### Request
Take the line containing "Give me the JSON representation of this screenshot's content." through the last line of the data and retype those lines exactly. Pictures do not belong in the copy.
===== Dataset =====
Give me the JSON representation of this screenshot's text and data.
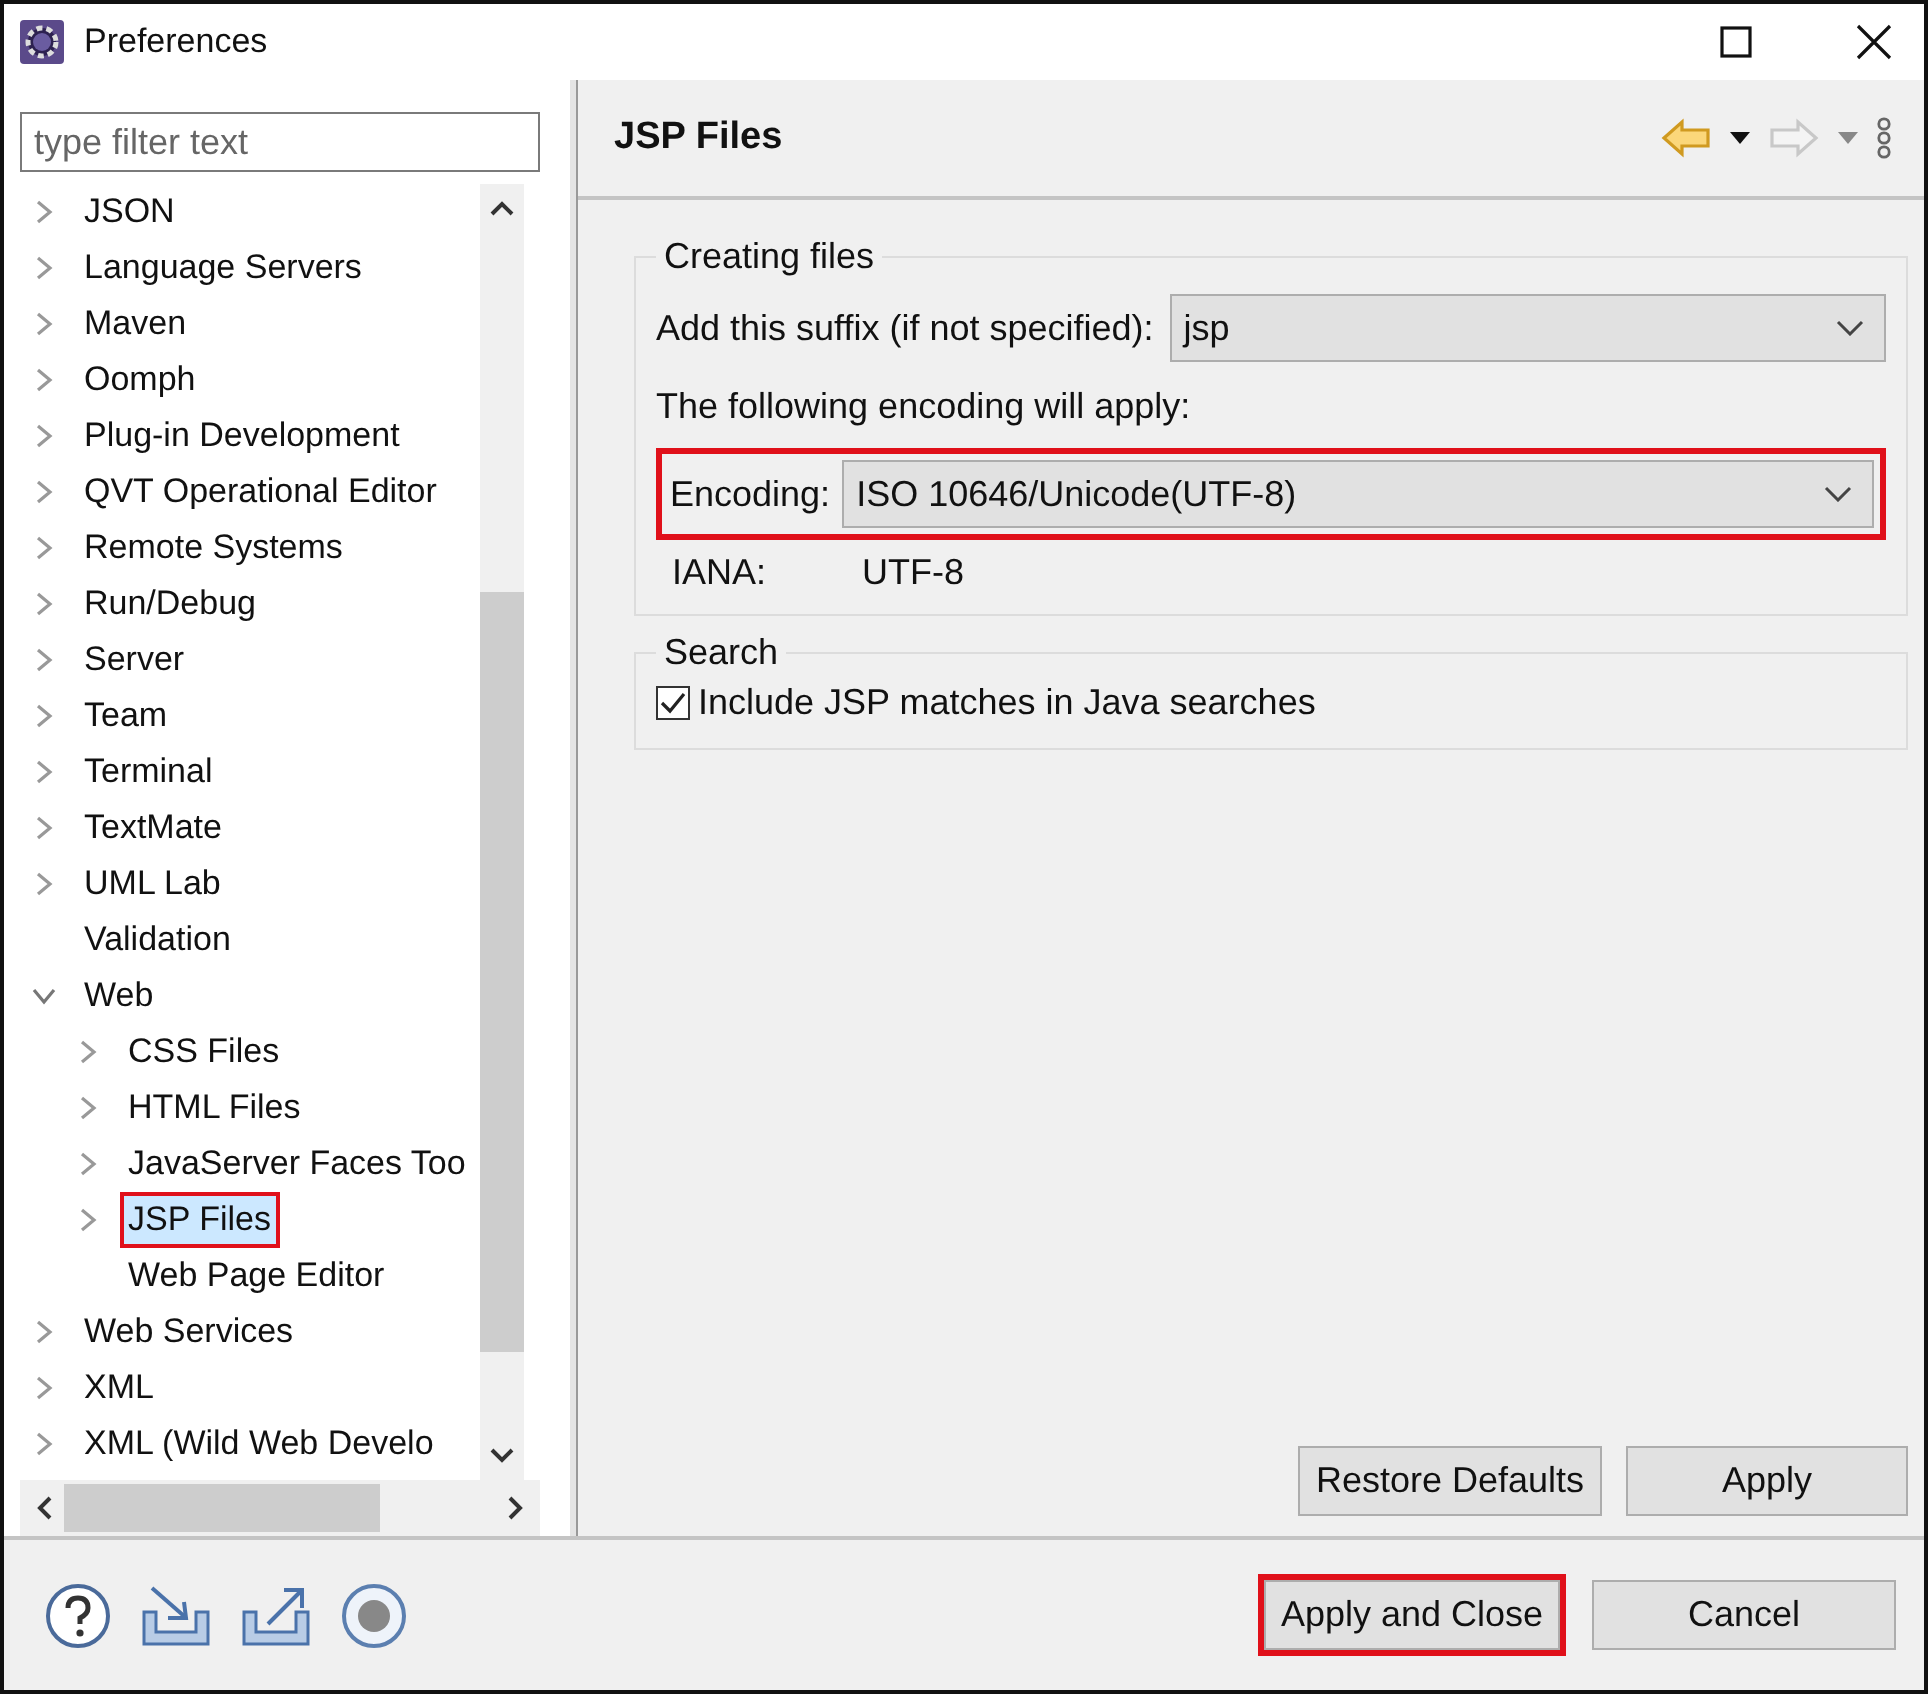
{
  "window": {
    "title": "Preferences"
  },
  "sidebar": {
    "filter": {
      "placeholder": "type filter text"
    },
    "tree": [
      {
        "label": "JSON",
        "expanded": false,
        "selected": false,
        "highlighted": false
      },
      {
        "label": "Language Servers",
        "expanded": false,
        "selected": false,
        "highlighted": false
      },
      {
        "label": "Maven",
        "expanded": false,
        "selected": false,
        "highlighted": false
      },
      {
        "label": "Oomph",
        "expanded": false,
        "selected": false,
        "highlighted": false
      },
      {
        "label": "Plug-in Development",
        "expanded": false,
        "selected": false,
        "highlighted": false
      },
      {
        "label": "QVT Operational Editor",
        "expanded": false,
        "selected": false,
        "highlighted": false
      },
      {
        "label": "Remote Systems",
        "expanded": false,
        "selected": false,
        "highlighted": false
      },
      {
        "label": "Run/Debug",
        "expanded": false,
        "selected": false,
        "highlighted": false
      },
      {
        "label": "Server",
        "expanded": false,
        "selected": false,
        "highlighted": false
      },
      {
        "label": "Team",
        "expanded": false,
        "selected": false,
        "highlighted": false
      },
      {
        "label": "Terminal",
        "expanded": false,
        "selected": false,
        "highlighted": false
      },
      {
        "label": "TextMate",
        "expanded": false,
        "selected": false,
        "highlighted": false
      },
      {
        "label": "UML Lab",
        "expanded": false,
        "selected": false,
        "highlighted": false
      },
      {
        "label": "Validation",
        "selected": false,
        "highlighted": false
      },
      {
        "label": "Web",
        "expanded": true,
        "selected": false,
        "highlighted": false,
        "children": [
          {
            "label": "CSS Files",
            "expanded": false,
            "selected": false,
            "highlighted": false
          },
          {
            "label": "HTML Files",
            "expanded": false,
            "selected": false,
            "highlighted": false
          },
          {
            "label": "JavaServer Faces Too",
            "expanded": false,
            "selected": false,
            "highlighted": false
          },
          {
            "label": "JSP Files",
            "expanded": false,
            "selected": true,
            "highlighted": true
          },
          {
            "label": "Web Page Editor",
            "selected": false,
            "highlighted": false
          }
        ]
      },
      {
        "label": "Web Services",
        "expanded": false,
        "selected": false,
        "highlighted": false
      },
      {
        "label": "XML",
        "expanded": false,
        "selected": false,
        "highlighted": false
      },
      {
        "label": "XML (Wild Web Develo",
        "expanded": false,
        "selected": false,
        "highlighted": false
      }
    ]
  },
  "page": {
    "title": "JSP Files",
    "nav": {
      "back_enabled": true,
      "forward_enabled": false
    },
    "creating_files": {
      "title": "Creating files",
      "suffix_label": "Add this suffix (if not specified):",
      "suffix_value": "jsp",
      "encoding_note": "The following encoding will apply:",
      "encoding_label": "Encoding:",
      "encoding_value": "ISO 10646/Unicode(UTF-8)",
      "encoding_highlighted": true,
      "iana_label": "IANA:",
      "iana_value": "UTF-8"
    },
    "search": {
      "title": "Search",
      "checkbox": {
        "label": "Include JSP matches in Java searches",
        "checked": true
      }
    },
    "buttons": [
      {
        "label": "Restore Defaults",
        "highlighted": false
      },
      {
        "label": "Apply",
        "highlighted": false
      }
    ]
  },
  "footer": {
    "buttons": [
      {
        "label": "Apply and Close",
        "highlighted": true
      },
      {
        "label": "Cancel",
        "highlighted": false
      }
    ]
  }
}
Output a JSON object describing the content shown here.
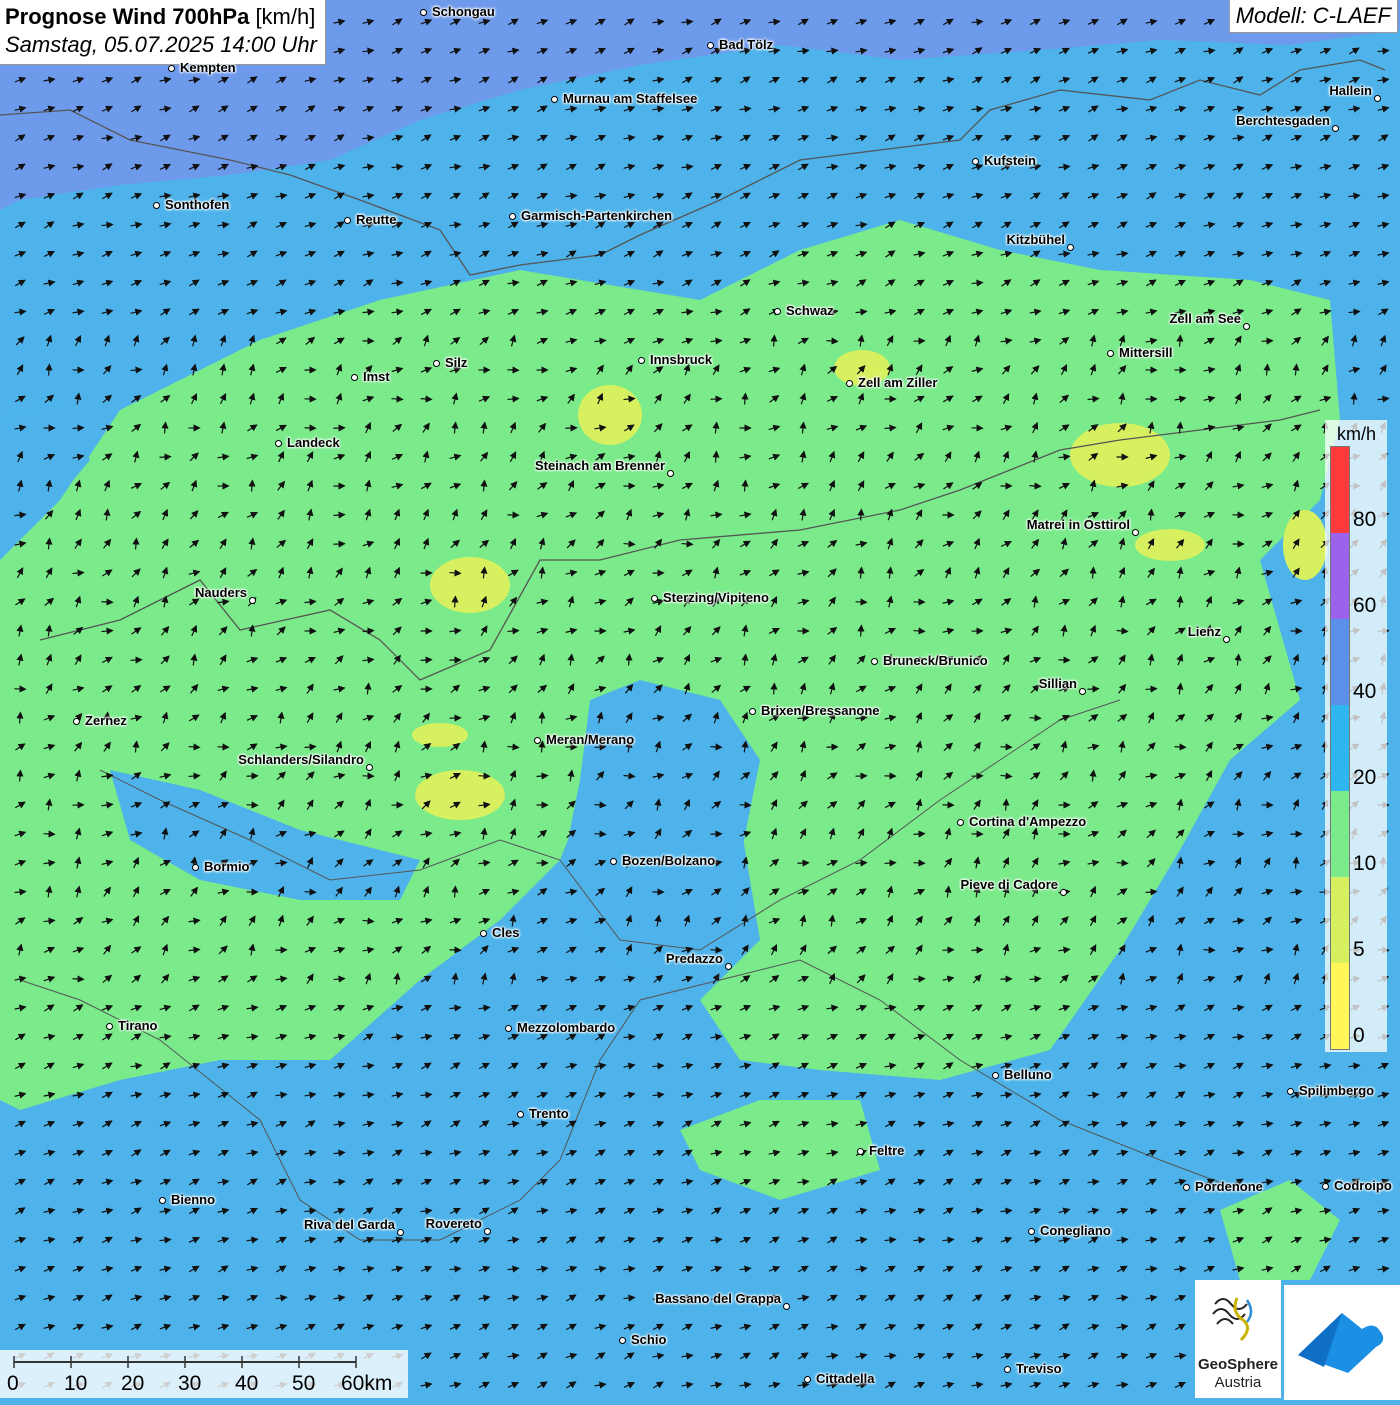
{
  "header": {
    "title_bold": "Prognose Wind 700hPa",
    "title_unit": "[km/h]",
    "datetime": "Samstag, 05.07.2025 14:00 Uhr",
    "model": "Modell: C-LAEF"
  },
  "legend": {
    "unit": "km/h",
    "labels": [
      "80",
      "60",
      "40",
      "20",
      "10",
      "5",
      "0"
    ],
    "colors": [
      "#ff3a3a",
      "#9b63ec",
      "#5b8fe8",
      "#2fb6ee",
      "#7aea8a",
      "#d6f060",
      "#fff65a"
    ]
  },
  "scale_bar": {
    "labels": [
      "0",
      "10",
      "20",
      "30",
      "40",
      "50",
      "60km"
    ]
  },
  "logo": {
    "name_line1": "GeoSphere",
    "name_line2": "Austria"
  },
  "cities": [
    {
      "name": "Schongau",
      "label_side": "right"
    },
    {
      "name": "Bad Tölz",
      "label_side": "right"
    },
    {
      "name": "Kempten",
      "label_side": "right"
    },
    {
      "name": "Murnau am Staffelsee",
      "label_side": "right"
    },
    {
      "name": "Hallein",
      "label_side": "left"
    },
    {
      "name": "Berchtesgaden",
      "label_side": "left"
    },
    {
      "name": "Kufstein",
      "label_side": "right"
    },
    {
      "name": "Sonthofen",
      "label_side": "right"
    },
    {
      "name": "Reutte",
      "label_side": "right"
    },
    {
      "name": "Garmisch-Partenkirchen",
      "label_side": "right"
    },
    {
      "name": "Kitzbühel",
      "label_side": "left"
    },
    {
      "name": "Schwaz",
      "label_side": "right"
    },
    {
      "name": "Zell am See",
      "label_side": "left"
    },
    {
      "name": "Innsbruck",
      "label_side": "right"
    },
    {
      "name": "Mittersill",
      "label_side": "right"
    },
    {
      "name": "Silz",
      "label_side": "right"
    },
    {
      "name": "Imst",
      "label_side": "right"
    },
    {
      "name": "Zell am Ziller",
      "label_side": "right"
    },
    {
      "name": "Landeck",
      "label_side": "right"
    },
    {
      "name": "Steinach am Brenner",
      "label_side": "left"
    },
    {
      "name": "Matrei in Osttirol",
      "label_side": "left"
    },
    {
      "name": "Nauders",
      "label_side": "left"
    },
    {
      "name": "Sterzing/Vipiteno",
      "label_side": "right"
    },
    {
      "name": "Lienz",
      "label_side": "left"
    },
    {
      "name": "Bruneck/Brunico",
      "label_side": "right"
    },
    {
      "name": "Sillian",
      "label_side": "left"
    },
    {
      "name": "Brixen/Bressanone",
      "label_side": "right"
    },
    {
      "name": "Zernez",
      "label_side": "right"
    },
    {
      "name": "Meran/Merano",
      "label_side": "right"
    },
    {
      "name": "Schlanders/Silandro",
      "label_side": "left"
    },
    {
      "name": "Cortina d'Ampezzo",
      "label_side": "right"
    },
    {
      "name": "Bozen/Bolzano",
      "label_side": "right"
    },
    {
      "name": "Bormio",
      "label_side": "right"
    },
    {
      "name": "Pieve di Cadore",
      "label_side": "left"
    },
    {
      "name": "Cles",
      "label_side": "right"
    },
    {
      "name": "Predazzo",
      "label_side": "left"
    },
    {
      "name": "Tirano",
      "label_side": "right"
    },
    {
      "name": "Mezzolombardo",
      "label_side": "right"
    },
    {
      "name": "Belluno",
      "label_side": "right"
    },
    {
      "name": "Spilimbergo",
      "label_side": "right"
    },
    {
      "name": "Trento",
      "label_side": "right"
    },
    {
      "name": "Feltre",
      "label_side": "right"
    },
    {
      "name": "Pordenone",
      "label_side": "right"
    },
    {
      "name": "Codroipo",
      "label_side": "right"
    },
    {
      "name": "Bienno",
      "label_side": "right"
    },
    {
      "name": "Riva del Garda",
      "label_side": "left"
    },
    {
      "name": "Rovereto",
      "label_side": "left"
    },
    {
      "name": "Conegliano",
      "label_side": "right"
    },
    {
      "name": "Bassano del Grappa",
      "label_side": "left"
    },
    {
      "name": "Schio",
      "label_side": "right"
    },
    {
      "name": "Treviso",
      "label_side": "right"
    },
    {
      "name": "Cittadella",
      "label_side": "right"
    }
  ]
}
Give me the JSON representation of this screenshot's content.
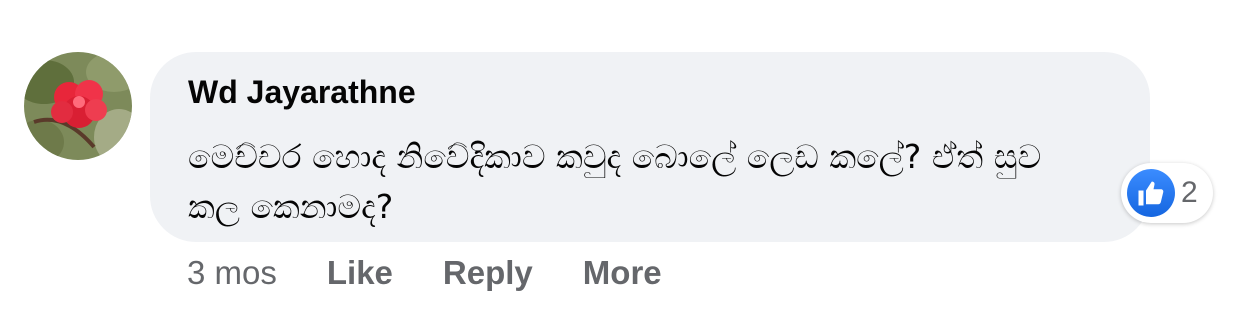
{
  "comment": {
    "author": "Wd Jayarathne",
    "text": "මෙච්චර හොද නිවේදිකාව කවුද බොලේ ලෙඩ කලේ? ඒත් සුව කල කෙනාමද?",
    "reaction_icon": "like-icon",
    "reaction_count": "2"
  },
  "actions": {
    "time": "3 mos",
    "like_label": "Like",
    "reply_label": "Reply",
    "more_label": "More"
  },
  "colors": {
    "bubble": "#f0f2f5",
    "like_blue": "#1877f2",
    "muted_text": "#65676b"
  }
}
=====
### Result
Give me the JSON representation of this screenshot's content.
{
  "comment": {
    "author": "Wd Jayarathne",
    "text": "මෙච්චර හොද නිවේදිකාව කවුද බොලේ ලෙඩ කලේ? ඒත් සුව කල කෙනාමද?",
    "reaction_icon": "like-icon",
    "reaction_count": "2"
  },
  "actions": {
    "time": "3 mos",
    "like_label": "Like",
    "reply_label": "Reply",
    "more_label": "More"
  },
  "colors": {
    "bubble": "#f0f2f5",
    "like_blue": "#1877f2",
    "muted_text": "#65676b"
  }
}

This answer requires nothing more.